引用テキスト:
世界が固唾を飲んで見守ったイギリスの国民投票は、EUへの不満や怒りが「離脱」へと流れ予想外の結果となりました。開票速報で一喜一憂する東京証券取引所は、為替も株式も乱高下し、円は一時1ドル=99円まで急騰、株終値は前日比で1,286円も急落しました。英国ショックがまだ治まらない中で生放送された今夜の対談には、大和総研チーフエコノミストの熊谷亮丸さんが登場しました。
対談の冒頭で櫻井キャスターは「大袈裟に聞こえるかもしれないが、EU離脱は大英帝国の終焉になると感じた」と感想と述べると、熊谷氏は「高齢者や低学歴など労働者階級が移民は嫌いというポピュリズム的な形で離脱を選んでしまった。大きな歴史の転換点になると思う。EUの他の国が離脱の連鎖を起こす可能性があり、EUがバラバラになってしまう可能性がある」と指摘しました。
対談の後半で櫻井キャスターは「EU離脱がアベノミクスにどのような影響を及ぼすのか」と尋ねると、熊谷氏は「イギリスに対して日本ができることは限られているので、自分の宿題を粛々とやるべきだ。アベノミクスの課題は ①社会保障制度の改革 ②構造改革、特にサービス業の労働生産性を高める ③家計の所得の改善をしっかりやることだ。構造改革が特に遅れているので前倒しをして急ぐ必要がある」と答えました。櫻井キャスターは「日本はこの流れに引き摺りこまれないように、日本独自の道筋を切り開く努力をしなければならない」と対談を締めくくりました。

課題 A:
英国EU離脱の対談記事のうち、「世界が固唾を飲んで見守ったイ」から「能性がある」と指摘しました。」までを一字一句変えずに書き出してください。
課題 B:
英国EU離脱の対談記事を二文で要約してください。

要素ボックスの注釈
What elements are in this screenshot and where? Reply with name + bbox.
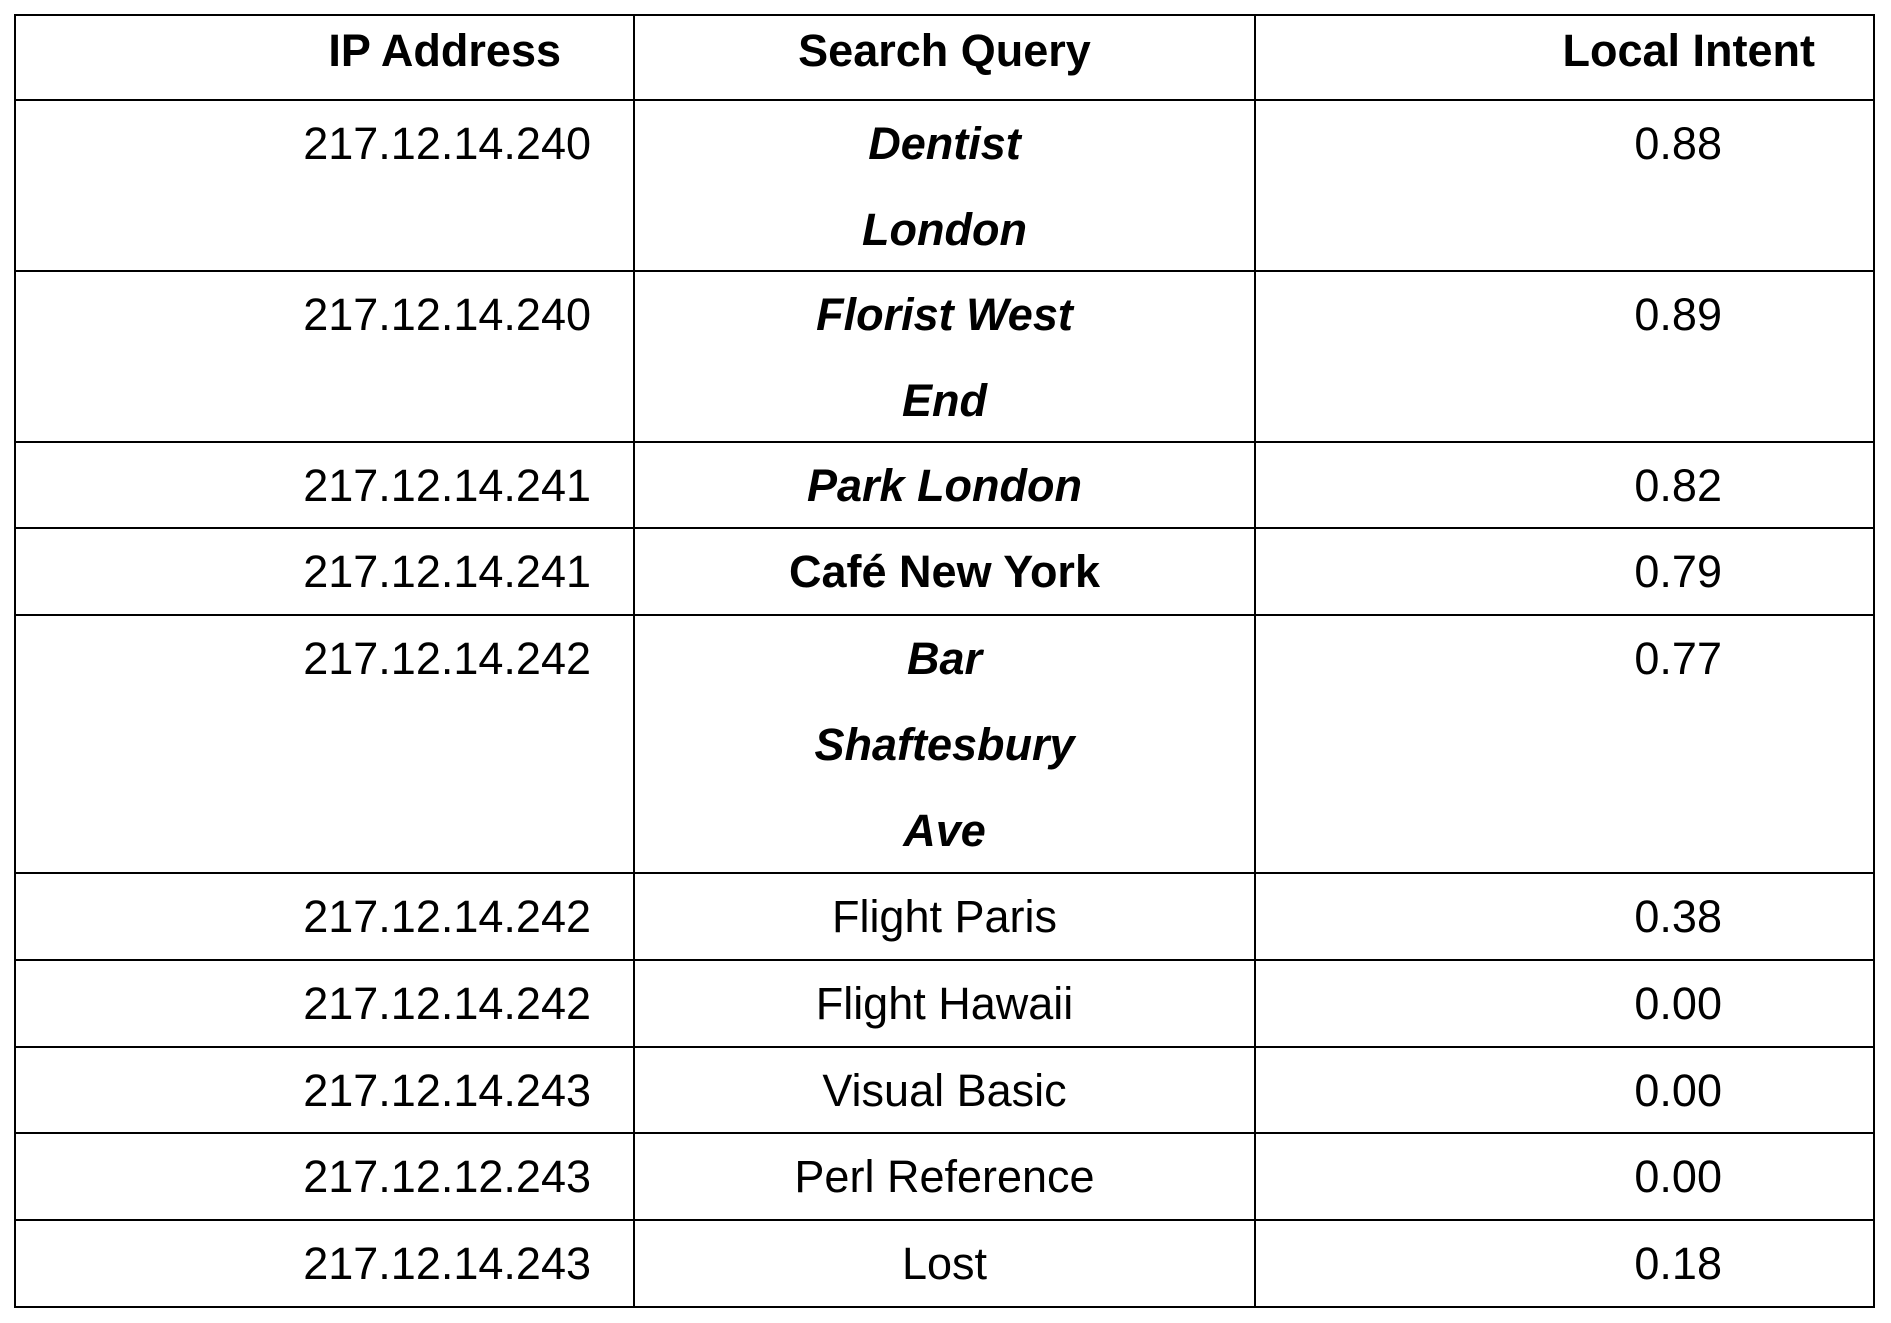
- local-intent-cell: 0.88: [1256, 101, 1875, 270]
- local-intent-cell: 0.89: [1256, 272, 1875, 441]
- table-row: 217.12.14.243Visual Basic0.00: [16, 1048, 1873, 1134]
- local-intent-cell: 0.77: [1256, 616, 1875, 872]
- local-intent-cell: 0.00: [1256, 1048, 1875, 1132]
- table-row: 217.12.14.241Café New York0.79: [16, 529, 1873, 616]
- search-query-cell: Lost: [635, 1221, 1256, 1308]
- search-query-line: Perl Reference: [635, 1134, 1254, 1220]
- ip-address-cell: 217.12.14.242: [16, 616, 635, 872]
- local-intent-cell: 0.18: [1256, 1221, 1875, 1308]
- local-intent-cell: 0.00: [1256, 961, 1875, 1046]
- local-intent-table: IP Address Search Query Local Intent 217…: [14, 14, 1875, 1308]
- ip-address-cell: 217.12.14.243: [16, 1221, 635, 1308]
- ip-address-cell: 217.12.14.242: [16, 874, 635, 959]
- local-intent-cell: 0.00: [1256, 1134, 1875, 1219]
- search-query-line: Flight Paris: [635, 874, 1254, 960]
- search-query-cell: DentistLondon: [635, 101, 1256, 270]
- search-query-line: Flight Hawaii: [635, 961, 1254, 1047]
- table-row: 217.12.14.241Park London0.82: [16, 443, 1873, 529]
- local-intent-cell: 0.79: [1256, 529, 1875, 614]
- header-ip-address: IP Address: [16, 16, 635, 99]
- table-row: 217.12.14.240Florist WestEnd0.89: [16, 272, 1873, 443]
- ip-address-cell: 217.12.14.241: [16, 529, 635, 614]
- search-query-line: Dentist: [635, 101, 1254, 187]
- header-row: IP Address Search Query Local Intent: [16, 16, 1873, 101]
- search-query-line: End: [635, 358, 1254, 444]
- local-intent-cell: 0.82: [1256, 443, 1875, 527]
- search-query-line: Visual Basic: [635, 1048, 1254, 1134]
- search-query-line: London: [635, 187, 1254, 273]
- search-query-line: Shaftesbury: [635, 702, 1254, 788]
- search-query-line: Café New York: [635, 529, 1254, 615]
- table-row: 217.12.14.243Lost0.18: [16, 1221, 1873, 1308]
- search-query-cell: Café New York: [635, 529, 1256, 614]
- search-query-line: Bar: [635, 616, 1254, 702]
- ip-address-cell: 217.12.12.243: [16, 1134, 635, 1219]
- table-row: 217.12.14.242Flight Hawaii0.00: [16, 961, 1873, 1048]
- search-query-line: Florist West: [635, 272, 1254, 358]
- search-query-cell: Park London: [635, 443, 1256, 527]
- header-local-intent: Local Intent: [1256, 16, 1875, 99]
- search-query-cell: Flight Hawaii: [635, 961, 1256, 1046]
- search-query-line: Ave: [635, 788, 1254, 874]
- local-intent-cell: 0.38: [1256, 874, 1875, 959]
- table-row: 217.12.14.242Flight Paris0.38: [16, 874, 1873, 961]
- ip-address-cell: 217.12.14.241: [16, 443, 635, 527]
- table-row: 217.12.14.240DentistLondon0.88: [16, 101, 1873, 272]
- table-row: 217.12.12.243Perl Reference0.00: [16, 1134, 1873, 1221]
- ip-address-cell: 217.12.14.243: [16, 1048, 635, 1132]
- header-search-query: Search Query: [635, 16, 1256, 99]
- ip-address-cell: 217.12.14.240: [16, 272, 635, 441]
- ip-address-cell: 217.12.14.240: [16, 101, 635, 270]
- ip-address-cell: 217.12.14.242: [16, 961, 635, 1046]
- table-row: 217.12.14.242BarShaftesburyAve0.77: [16, 616, 1873, 874]
- search-query-cell: Flight Paris: [635, 874, 1256, 959]
- search-query-line: Park London: [635, 443, 1254, 529]
- search-query-line: Lost: [635, 1221, 1254, 1307]
- search-query-cell: Perl Reference: [635, 1134, 1256, 1219]
- search-query-cell: BarShaftesburyAve: [635, 616, 1256, 872]
- search-query-cell: Visual Basic: [635, 1048, 1256, 1132]
- search-query-cell: Florist WestEnd: [635, 272, 1256, 441]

期待される出力 A:
世界が固唾を飲んで見守ったイギリスの国民投票は、EUへの不満や怒りが「離脱」へと流れ予想外の結果となりました。開票速報で一喜一憂する東京証券取引所は、為替も株式も乱高下し、円は一時1ドル=99円まで急騰、株終値は前日比で1,286円も急落しました。英国ショックがまだ治まらない中で生放送された今夜の対談には、大和総研チーフエコノミストの熊谷亮丸さんが登場しました。
対談の冒頭で櫻井キャスターは「大袈裟に聞こえるかもしれないが、EU離脱は大英帝国の終焉になると感じた」と感想と述べると、熊谷氏は「高齢者や低学歴など労働者階級が移民は嫌いというポピュリズム的な形で離脱を選んでしまった。大きな歴史の転換点になると思う。EUの他の国が離脱の連鎖を起こす可能性があり、EUがバラバラになってしまう可能性がある」と指摘しました。

期待される出力 B:
イギリスの国民投票でEU離脱が予想外の結果となり、東京市場では円が一時1ドル=99円まで急騰し、株の終値は前日比で1,286円急落しました。対談で大和総研の熊谷亮丸氏は、離脱は大きな歴史の転換点でEUがバラバラになる可能性もあると指摘し、日本は特に遅れている構造改革を前倒しして急ぐ必要があると述べました。